◆ **Passage to read**:
This, of course, is the story that makes Britain, and especially London, such a potent destination at Christmastime. The Cratchit family is at the heart of the matter: what’s so striking about them is not that Scrooge rescues them with a giant turkey and gives Bob a raise and promises continual goodwill. It’s that the family, even without the raise and the cure for a dying child, is already full to the brim with goodwill.
As are Elizabeth and I—finally—at Harrods.
Everything good here happens underground. It’s enough just to see the food hall, with its famous Art Nouveau tile work by W. J. Neatby of Royal Doulton. An astonishing hunting scene shows wild and domestic edible animals before the slaughter, in pastoral portraits under Tree of Life canopies. The founding priests at this temple of food were far from squeamish about sacrifice. At the butcher’s counter, despite a lifelong familiarity with lamb—chops, shanks, rack of, and leg o’—I learn that in Britain the beast also gives up chump, carré, and scrag. All around is every kind of meat, sausages, fruits and vegetables, chocolates and teas and seafood. A freestanding bronze pig holds a maple leaf in its mouth. Two mermaids, like twin Atlases holding up the world, shoulder the weight of a giant clam.

◆ **Extracted records**:
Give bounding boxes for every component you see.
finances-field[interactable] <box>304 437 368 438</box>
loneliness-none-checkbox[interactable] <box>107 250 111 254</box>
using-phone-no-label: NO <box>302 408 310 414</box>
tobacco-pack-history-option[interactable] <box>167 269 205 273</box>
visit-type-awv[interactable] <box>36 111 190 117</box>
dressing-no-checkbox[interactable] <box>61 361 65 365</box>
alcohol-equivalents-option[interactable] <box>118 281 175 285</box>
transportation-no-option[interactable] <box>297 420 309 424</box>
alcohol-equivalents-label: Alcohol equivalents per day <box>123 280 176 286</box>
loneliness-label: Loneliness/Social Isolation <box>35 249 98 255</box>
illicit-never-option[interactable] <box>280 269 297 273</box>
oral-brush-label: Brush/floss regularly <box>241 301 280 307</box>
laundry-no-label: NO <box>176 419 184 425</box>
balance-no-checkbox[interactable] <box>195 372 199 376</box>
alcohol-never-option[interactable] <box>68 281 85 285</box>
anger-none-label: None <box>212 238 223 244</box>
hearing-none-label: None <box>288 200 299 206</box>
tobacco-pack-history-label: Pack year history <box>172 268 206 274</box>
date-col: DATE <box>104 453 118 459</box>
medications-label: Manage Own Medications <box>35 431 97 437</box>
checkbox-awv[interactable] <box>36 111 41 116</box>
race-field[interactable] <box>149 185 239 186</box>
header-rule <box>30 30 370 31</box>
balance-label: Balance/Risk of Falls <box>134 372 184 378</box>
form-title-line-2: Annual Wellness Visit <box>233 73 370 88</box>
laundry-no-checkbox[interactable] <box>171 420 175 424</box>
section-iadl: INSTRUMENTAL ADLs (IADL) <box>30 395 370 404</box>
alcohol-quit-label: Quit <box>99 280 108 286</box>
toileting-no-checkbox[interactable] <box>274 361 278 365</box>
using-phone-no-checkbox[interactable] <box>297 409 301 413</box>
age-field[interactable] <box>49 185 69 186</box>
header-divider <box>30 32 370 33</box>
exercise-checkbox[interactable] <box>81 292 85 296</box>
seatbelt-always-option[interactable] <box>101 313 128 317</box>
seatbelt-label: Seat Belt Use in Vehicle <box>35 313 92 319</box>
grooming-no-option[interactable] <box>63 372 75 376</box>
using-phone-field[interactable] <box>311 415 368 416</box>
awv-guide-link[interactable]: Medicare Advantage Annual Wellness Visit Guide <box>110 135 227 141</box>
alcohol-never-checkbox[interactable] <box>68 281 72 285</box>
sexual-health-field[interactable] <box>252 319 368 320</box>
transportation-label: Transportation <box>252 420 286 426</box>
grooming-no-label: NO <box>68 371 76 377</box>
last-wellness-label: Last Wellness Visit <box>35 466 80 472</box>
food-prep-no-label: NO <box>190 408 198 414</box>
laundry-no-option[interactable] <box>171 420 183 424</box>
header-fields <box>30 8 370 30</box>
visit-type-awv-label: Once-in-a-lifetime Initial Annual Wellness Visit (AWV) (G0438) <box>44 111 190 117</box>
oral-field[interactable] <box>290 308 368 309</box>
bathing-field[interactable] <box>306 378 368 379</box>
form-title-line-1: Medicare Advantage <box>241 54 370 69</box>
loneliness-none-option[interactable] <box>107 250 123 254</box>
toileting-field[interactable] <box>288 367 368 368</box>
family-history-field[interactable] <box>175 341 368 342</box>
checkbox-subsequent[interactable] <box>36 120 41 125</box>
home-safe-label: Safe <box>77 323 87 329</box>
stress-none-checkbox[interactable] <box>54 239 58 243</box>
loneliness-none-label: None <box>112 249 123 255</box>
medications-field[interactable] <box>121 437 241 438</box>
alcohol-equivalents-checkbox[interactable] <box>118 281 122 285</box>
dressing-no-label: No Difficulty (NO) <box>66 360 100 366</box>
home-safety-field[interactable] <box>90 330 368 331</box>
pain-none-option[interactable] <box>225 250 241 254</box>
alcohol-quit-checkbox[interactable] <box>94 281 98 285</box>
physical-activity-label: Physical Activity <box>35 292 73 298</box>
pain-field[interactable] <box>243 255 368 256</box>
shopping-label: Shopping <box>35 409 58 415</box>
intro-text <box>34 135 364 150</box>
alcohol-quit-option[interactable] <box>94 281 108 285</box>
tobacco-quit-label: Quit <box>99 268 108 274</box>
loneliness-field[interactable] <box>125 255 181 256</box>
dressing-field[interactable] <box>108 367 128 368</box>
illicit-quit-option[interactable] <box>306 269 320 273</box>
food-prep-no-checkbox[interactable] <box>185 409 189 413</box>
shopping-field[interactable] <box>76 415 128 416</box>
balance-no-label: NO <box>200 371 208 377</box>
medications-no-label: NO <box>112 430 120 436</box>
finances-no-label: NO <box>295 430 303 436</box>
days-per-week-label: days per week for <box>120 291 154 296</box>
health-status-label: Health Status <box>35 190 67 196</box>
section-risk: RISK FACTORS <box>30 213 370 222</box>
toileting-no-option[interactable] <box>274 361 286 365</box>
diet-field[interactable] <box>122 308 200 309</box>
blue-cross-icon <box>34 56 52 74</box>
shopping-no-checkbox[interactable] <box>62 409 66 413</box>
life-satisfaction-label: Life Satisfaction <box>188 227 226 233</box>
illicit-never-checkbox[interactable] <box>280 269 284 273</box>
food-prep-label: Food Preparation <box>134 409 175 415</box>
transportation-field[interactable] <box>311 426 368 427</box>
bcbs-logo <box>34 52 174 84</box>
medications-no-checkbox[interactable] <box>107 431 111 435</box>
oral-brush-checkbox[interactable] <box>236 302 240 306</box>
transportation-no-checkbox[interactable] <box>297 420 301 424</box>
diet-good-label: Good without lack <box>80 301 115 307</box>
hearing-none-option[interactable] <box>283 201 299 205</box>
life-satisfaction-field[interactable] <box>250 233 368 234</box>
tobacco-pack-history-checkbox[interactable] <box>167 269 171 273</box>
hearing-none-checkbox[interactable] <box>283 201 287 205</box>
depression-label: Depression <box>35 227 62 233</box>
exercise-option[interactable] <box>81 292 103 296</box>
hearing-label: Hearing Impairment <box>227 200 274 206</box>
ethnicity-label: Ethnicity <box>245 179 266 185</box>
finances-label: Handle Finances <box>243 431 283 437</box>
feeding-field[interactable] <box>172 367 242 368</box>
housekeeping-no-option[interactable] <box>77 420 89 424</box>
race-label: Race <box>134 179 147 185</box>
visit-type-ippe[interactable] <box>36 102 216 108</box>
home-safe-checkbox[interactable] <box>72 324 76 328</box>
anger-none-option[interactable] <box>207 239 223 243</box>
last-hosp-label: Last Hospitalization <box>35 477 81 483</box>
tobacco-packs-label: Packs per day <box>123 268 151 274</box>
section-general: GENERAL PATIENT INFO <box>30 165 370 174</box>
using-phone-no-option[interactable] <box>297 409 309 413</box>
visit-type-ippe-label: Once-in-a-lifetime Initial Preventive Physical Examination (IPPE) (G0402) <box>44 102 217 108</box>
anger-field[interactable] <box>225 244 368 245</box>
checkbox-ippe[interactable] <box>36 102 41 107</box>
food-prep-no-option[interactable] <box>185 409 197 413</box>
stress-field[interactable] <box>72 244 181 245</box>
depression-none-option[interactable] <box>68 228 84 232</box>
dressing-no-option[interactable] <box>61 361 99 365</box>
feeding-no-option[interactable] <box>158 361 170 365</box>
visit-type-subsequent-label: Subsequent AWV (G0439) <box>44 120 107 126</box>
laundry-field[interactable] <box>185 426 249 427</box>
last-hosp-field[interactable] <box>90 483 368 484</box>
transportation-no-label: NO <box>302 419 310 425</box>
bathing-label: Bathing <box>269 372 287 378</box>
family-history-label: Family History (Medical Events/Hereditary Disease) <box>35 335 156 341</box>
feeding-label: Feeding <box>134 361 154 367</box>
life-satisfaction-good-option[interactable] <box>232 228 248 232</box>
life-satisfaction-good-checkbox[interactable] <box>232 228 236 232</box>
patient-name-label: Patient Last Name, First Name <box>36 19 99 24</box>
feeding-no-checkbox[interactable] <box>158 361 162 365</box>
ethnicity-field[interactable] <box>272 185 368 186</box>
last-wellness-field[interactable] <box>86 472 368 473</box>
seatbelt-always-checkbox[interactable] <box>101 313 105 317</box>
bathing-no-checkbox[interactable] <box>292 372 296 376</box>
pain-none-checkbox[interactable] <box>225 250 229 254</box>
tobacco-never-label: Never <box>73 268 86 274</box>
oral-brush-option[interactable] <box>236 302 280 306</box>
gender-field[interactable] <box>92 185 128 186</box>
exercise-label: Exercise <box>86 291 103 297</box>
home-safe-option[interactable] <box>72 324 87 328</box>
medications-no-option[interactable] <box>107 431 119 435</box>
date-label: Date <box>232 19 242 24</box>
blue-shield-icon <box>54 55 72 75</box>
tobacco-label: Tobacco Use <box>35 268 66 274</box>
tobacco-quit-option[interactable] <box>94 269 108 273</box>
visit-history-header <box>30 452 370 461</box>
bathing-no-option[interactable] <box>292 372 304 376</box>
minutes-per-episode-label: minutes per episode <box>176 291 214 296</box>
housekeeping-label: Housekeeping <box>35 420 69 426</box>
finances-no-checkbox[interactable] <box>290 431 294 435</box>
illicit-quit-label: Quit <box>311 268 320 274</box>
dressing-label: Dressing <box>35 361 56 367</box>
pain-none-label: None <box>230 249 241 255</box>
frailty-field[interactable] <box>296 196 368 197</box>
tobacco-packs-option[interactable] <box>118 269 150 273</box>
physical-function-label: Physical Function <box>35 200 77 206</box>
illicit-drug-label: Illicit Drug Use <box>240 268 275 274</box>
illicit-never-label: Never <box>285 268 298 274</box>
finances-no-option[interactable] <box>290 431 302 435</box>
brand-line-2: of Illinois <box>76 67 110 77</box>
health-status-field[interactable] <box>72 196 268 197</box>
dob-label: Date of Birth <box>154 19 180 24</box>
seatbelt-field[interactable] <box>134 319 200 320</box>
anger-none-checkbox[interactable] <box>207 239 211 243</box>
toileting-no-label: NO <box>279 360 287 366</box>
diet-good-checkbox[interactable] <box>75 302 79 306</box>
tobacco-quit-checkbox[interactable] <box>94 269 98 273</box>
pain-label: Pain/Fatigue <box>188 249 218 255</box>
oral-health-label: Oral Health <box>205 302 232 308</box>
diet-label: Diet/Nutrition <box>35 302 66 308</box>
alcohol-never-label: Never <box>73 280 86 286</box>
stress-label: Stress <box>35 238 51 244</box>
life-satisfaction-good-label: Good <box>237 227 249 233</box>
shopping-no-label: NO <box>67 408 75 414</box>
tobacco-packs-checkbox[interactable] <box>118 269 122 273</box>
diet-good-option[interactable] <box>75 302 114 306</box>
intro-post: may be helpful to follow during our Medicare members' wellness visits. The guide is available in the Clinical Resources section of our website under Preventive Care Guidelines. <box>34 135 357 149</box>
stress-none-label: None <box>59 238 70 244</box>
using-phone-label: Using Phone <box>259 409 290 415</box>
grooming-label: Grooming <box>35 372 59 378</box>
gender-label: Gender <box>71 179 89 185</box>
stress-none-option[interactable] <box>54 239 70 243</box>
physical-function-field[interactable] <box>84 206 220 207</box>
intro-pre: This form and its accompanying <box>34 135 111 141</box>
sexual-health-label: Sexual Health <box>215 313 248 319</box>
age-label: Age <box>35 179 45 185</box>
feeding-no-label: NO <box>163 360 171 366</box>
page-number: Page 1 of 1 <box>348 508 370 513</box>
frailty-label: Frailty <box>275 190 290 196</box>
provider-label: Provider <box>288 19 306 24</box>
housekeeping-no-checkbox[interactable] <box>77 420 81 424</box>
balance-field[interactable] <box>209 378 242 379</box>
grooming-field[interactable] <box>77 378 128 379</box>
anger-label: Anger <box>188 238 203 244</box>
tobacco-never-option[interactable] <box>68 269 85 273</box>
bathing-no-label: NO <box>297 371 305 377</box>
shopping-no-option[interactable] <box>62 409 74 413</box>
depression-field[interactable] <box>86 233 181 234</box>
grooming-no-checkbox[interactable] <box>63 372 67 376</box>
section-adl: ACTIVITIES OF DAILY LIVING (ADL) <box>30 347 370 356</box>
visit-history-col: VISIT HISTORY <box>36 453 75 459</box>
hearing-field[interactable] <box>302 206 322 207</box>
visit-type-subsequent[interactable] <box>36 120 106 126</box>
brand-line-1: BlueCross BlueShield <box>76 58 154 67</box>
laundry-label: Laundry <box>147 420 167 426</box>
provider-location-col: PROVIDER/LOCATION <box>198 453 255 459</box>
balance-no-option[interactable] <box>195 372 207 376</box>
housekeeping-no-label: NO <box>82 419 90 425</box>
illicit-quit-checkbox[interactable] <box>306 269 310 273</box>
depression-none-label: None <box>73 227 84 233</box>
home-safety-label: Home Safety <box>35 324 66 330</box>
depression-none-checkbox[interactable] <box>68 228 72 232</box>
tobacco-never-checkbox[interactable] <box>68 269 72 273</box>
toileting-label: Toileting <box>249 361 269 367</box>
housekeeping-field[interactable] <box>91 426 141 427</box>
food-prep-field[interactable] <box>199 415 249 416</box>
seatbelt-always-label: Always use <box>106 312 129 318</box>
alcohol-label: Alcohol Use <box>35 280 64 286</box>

◆ **Check your understanding**:
1. According to the passage about Christmas in London, who created the Art Nouveau tile work in the Harrods food hall?
2. Resume the passage about Christmastime in London and the Harrods food hall, starting after its final sentence.
These records were drawn from a separate source.

◆ **Replies**:
1. W. J. Neatby of Royal Doulton created it.

2.
We go upstairs to buy some tights, and Elizabeth discovers that she has lost her credit card. A clerk tells us crisply, "We have been trained to immediately take credit cards to Lost Property." In the basement, down a dreary hall, a dour-seeming clerk searches for the card and hands it over. "Thank you for shopping at Lost Property," he says, not dour at all but deadpan. Such wit, Elizabeth and I decide, defines "merry" in the Queen’s English, that British sense of measured fun, which can’t be too much fun, since, after all, one must always be prepared for one’s fortunes to change. At this point we have gone back to the food hall and settled at the oyster bar for a perfect dozen, and champagne, and toasting.
And now, we are in the diminutive theater with its dining room chandelier. Two of the three plays we have already seen in our 12 days of Christmas have nothing to do with the holiday but everything to do with unexpected gifts: the actors Rhys Ifans and Stephen Wight at the Donmar Warehouse in Patrick Marber’s Don Juan in Soho; the revelation of playwright Tom Stoppard’s Rock ’n’ Roll, in every way about revolution, and the survival of music and love and humanity through ignorance, horrors, and betrayal. Now the curtain is about to go up on The Snow Queen. It’s my first Christmas pantomime, which, as everyone in Britain, if not everyone in the United States, has long been aware, has nothing to do with mime and everything to do with fairy tales made into very silly musical melodramas, audience participation required.
The Snow Queen wears a glittery white dress with a tentlike skirt, under which she is making her feet appear to roll across the stage. She is very beautiful, and very cruel. (When traveling, she wears a polar bear–skin cape.) Suddenly two fat trolls costumed in cool-aqua Smurf fur rush onto the stage. The Snow Queen growls an order and the trolls hop to. "Yes, your iciness!" they say.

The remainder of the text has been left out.